▶ [Short problem] Check each line of the entries below for the string "What" and state how many lines have it, with no other text.

▶ [Records]
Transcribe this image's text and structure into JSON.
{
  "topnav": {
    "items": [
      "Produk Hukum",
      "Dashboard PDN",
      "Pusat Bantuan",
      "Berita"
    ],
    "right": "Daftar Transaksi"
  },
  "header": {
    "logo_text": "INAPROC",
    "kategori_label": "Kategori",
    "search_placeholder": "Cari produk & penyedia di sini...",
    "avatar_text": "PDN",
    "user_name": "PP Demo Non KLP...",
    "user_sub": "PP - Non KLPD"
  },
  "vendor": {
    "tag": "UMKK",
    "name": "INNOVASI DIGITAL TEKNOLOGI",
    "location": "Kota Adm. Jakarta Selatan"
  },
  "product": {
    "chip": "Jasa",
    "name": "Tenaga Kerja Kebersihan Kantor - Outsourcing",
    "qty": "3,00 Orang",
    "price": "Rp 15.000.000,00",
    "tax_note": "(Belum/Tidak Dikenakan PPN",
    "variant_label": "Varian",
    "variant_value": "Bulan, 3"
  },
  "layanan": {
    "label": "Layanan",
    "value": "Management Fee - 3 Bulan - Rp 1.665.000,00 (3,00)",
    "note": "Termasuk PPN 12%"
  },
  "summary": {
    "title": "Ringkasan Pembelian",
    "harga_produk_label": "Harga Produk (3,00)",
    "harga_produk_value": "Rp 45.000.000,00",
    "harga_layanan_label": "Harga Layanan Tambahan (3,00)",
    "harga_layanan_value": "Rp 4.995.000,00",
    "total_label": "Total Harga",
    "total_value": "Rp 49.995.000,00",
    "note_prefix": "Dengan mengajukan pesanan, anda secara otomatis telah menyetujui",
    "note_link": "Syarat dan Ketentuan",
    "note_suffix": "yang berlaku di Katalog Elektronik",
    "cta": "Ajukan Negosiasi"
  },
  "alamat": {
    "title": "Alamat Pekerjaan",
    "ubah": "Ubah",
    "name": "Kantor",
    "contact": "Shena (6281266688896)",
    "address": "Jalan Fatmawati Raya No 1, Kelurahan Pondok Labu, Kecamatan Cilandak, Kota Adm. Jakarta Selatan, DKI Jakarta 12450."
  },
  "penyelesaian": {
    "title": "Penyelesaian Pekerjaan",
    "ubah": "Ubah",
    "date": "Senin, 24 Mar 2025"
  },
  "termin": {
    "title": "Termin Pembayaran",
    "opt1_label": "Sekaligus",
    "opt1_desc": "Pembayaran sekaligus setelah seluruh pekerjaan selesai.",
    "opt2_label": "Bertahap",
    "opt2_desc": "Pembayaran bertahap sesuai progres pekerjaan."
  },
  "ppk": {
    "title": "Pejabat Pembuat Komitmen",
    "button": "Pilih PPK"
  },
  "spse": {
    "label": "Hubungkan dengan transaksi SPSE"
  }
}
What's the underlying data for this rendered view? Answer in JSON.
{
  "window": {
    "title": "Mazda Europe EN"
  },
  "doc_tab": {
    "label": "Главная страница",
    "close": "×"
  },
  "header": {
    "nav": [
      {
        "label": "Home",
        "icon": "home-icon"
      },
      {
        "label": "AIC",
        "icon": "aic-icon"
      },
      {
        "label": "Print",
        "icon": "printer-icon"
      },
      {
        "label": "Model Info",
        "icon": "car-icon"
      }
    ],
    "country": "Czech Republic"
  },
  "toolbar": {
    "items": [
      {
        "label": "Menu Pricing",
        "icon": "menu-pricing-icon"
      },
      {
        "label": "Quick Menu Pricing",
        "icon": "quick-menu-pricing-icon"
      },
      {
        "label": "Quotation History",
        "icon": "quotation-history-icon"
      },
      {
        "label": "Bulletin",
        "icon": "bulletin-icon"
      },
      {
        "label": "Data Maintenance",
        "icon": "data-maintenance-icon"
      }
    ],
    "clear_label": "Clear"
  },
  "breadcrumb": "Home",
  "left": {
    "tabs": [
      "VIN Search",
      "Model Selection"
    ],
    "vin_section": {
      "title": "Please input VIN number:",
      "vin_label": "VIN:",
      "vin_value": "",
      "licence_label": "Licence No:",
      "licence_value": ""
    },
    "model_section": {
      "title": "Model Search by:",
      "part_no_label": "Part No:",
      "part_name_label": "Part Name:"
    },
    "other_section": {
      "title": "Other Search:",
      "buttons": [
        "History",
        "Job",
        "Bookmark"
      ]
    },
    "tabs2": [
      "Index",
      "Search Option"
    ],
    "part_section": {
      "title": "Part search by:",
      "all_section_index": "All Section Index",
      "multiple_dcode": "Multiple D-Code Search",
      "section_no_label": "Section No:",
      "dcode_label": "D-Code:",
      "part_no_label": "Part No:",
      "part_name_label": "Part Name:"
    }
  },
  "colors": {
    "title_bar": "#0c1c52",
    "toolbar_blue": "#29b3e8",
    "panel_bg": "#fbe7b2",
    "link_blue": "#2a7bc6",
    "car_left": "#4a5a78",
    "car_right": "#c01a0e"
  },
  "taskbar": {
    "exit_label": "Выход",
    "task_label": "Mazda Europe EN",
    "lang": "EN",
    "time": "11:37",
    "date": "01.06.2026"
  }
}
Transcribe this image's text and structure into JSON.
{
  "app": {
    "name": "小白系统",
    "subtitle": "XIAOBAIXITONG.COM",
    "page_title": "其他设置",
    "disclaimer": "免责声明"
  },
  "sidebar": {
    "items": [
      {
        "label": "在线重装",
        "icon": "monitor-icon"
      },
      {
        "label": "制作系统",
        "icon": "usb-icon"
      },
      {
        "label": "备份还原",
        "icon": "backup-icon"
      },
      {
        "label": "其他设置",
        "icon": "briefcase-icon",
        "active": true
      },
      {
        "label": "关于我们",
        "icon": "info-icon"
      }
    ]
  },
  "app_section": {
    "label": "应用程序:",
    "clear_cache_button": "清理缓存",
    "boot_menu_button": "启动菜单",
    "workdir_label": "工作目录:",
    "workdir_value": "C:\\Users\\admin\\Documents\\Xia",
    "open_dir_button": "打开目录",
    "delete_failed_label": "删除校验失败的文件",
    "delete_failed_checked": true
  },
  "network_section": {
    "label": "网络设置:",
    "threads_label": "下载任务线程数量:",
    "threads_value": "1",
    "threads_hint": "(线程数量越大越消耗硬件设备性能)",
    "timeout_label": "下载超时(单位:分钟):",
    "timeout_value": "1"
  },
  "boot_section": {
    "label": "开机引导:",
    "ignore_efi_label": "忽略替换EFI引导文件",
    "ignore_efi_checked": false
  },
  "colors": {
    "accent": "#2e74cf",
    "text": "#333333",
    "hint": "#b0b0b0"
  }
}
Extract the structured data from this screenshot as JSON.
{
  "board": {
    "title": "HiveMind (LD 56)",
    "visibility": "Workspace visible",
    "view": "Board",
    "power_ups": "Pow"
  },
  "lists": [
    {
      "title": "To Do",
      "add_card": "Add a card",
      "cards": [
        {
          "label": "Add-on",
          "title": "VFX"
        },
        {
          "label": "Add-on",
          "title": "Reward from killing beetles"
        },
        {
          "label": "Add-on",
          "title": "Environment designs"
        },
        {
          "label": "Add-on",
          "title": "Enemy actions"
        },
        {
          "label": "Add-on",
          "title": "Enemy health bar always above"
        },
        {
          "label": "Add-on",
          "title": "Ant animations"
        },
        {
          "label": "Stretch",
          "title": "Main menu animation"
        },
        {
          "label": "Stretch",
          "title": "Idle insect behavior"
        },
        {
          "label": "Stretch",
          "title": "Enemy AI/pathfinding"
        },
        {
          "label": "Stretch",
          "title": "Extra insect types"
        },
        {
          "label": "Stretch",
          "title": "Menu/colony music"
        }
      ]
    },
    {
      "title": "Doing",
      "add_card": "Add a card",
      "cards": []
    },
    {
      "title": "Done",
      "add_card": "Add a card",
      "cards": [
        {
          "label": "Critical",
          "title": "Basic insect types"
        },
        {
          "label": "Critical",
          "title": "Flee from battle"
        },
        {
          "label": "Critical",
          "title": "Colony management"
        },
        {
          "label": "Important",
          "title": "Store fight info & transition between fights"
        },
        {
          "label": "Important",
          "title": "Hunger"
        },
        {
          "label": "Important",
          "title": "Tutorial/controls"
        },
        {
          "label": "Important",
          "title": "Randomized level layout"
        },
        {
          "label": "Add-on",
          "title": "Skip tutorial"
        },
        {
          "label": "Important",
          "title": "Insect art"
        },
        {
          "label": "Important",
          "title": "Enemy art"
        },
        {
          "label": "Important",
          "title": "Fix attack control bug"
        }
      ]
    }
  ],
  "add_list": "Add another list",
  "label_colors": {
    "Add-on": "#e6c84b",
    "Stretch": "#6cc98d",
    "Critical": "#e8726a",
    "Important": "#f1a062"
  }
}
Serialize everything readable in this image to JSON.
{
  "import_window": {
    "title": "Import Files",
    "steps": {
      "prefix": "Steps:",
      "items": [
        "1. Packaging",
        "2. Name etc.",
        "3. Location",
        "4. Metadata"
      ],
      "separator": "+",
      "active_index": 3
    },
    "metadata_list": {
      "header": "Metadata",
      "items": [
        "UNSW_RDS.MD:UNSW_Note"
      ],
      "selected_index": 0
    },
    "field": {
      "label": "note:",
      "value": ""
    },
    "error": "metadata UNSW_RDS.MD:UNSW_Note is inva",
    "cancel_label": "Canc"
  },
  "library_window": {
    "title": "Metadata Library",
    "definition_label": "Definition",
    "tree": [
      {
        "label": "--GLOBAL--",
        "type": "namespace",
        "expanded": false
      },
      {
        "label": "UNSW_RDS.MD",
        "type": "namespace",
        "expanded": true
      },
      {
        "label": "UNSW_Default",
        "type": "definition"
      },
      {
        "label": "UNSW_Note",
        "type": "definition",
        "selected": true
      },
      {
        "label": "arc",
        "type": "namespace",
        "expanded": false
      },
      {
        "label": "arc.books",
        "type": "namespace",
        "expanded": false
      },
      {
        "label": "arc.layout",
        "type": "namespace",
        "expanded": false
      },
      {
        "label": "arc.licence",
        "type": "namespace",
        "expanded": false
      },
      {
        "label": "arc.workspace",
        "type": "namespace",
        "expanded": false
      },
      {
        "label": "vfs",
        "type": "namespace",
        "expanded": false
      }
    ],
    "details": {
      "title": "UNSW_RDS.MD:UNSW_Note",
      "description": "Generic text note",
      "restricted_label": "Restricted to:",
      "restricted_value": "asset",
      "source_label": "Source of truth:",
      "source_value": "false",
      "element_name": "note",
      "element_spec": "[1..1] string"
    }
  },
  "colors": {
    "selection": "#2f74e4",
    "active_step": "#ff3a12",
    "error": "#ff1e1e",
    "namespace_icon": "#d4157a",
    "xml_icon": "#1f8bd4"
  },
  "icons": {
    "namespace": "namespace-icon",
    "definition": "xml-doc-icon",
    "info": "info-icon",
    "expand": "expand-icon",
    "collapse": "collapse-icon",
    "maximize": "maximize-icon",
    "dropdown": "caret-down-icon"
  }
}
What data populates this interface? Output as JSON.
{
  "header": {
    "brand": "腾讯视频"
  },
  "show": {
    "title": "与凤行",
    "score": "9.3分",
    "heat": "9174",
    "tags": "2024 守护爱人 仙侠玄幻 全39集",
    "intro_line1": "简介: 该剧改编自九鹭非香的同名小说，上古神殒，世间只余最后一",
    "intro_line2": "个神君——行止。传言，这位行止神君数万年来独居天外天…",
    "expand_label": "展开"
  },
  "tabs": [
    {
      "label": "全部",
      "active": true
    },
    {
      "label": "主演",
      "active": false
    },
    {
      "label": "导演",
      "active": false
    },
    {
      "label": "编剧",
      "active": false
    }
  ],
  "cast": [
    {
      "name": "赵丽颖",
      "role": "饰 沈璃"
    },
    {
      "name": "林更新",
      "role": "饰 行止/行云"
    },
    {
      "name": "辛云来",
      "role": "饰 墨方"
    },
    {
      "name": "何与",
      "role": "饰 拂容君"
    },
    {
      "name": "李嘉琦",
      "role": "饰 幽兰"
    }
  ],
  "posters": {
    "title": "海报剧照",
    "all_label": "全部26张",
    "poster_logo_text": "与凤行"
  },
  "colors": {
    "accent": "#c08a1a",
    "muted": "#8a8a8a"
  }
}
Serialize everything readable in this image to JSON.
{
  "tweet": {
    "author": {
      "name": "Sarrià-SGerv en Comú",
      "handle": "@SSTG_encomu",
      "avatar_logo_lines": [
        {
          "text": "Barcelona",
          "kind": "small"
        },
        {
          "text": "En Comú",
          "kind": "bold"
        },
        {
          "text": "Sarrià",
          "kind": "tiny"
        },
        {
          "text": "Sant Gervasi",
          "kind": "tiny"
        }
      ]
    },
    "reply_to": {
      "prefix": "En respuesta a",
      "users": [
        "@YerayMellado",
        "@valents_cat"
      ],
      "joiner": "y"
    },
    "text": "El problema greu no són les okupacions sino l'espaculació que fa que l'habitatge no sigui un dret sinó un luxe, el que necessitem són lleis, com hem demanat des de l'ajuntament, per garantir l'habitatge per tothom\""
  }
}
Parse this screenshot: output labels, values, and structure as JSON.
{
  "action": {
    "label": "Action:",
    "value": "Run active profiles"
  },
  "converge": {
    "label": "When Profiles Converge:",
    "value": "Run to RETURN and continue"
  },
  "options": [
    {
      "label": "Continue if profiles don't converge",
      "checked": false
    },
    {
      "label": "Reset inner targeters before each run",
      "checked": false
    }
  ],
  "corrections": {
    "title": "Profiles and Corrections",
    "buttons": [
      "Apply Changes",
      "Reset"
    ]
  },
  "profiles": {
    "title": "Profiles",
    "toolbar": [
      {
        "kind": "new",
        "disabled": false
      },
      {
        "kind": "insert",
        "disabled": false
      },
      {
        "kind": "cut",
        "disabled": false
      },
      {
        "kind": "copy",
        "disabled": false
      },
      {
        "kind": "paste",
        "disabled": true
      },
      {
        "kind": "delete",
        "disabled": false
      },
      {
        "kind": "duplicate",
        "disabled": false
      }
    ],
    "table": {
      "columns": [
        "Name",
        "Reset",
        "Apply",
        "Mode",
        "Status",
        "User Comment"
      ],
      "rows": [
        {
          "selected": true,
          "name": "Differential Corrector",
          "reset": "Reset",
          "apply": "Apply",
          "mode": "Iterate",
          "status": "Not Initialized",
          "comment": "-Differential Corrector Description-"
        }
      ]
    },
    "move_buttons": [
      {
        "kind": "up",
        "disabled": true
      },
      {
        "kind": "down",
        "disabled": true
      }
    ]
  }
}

▶ [The result] 2